Exercise goal = Could you write out every entry exactly as it stands?

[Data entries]
*****

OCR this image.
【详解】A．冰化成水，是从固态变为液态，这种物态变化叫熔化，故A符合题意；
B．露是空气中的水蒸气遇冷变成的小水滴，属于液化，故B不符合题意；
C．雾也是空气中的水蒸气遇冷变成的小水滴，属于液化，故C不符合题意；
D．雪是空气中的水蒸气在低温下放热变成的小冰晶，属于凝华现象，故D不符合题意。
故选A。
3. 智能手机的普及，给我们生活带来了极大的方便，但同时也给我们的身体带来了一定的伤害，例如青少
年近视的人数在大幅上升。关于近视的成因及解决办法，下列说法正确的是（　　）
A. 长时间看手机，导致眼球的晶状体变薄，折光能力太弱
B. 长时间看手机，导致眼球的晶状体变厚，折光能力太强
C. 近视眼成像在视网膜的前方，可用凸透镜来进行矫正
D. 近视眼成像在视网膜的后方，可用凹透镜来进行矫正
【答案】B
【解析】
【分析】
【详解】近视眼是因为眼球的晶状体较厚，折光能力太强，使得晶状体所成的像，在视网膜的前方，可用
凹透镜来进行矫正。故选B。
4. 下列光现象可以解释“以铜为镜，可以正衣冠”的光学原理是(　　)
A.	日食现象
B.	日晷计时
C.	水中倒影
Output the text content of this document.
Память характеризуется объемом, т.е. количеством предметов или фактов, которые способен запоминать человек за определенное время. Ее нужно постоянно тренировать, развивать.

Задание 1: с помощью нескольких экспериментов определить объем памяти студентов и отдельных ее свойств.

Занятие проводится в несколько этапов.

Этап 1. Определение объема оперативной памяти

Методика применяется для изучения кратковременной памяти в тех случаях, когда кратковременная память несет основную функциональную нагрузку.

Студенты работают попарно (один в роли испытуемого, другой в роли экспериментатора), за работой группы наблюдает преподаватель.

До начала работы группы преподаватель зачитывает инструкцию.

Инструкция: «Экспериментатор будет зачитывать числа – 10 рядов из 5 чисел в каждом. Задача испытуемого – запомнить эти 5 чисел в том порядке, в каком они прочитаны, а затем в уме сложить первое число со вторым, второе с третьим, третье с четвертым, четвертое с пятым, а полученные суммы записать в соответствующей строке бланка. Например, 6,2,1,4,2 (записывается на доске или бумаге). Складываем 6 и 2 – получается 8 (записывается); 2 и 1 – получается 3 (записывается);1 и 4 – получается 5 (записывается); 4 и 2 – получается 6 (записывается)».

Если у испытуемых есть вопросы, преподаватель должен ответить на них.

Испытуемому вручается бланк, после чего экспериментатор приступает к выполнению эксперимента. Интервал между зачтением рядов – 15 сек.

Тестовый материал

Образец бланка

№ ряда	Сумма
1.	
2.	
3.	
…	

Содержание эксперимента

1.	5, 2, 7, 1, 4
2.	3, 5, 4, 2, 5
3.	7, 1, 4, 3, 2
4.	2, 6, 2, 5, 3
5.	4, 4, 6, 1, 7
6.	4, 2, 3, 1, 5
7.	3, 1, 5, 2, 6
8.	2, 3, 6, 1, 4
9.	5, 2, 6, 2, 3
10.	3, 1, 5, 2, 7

*****

Complete output =
OCR this image.
【详解】A．冰化成水，是从固态变为液态，这种物态变化叫熔化，故A符合题意；
B．露是空气中的水蒸气遇冷变成的小水滴，属于液化，故B不符合题意；
C．雾也是空气中的水蒸气遇冷变成的小水滴，属于液化，故C不符合题意；
D．雪是空气中的水蒸气在低温下放热变成的小冰晶，属于凝华现象，故D不符合题意。
故选A。
3. 智能手机的普及，给我们生活带来了极大的方便，但同时也给我们的身体带来了一定的伤害，例如青少
年近视的人数在大幅上升。关于近视的成因及解决办法，下列说法正确的是（　　）
A. 长时间看手机，导致眼球的晶状体变薄，折光能力太弱
B. 长时间看手机，导致眼球的晶状体变厚，折光能力太强
C. 近视眼成像在视网膜的前方，可用凸透镜来进行矫正
D. 近视眼成像在视网膜的后方，可用凹透镜来进行矫正
【答案】B
【解析】
【分析】
【详解】近视眼是因为眼球的晶状体较厚，折光能力太强，使得晶状体所成的像，在视网膜的前方，可用
凹透镜来进行矫正。故选B。
4. 下列光现象可以解释“以铜为镜，可以正衣冠”的光学原理是(　　)
A.	日食现象
B.	日晷计时
C.	水中倒影
Output the text content of this document.
Память характеризуется объемом, т.е. количеством предметов или фактов, которые способен запоминать человек за определенное время. Ее нужно постоянно тренировать, развивать.

Задание 1: с помощью нескольких экспериментов определить объем памяти студентов и отдельных ее свойств.

Занятие проводится в несколько этапов.

Этап 1. Определение объема оперативной памяти

Методика применяется для изучения кратковременной памяти в тех случаях, когда кратковременная память несет основную функциональную нагрузку.

Студенты работают попарно (один в роли испытуемого, другой в роли экспериментатора), за работой группы наблюдает преподаватель.

До начала работы группы преподаватель зачитывает инструкцию.

Инструкция: «Экспериментатор будет зачитывать числа – 10 рядов из 5 чисел в каждом. Задача испытуемого – запомнить эти 5 чисел в том порядке, в каком они прочитаны, а затем в уме сложить первое число со вторым, второе с третьим, третье с четвертым, четвертое с пятым, а полученные суммы записать в соответствующей строке бланка. Например, 6,2,1,4,2 (записывается на доске или бумаге). Складываем 6 и 2 – получается 8 (записывается); 2 и 1 – получается 3 (записывается);1 и 4 – получается 5 (записывается); 4 и 2 – получается 6 (записывается)».

Если у испытуемых есть вопросы, преподаватель должен ответить на них.

Испытуемому вручается бланк, после чего экспериментатор приступает к выполнению эксперимента. Интервал между зачтением рядов – 15 сек.

Тестовый материал

Образец бланка

№ ряда	Сумма
1.	
2.	
3.	
…	

Содержание эксперимента

1.	5, 2, 7, 1, 4
2.	3, 5, 4, 2, 5
3.	7, 1, 4, 3, 2
4.	2, 6, 2, 5, 3
5.	4, 4, 6, 1, 7
6.	4, 2, 3, 1, 5
7.	3, 1, 5, 2, 6
8.	2, 3, 6, 1, 4
9.	5, 2, 6, 2, 3
10.	3, 1, 5, 2, 7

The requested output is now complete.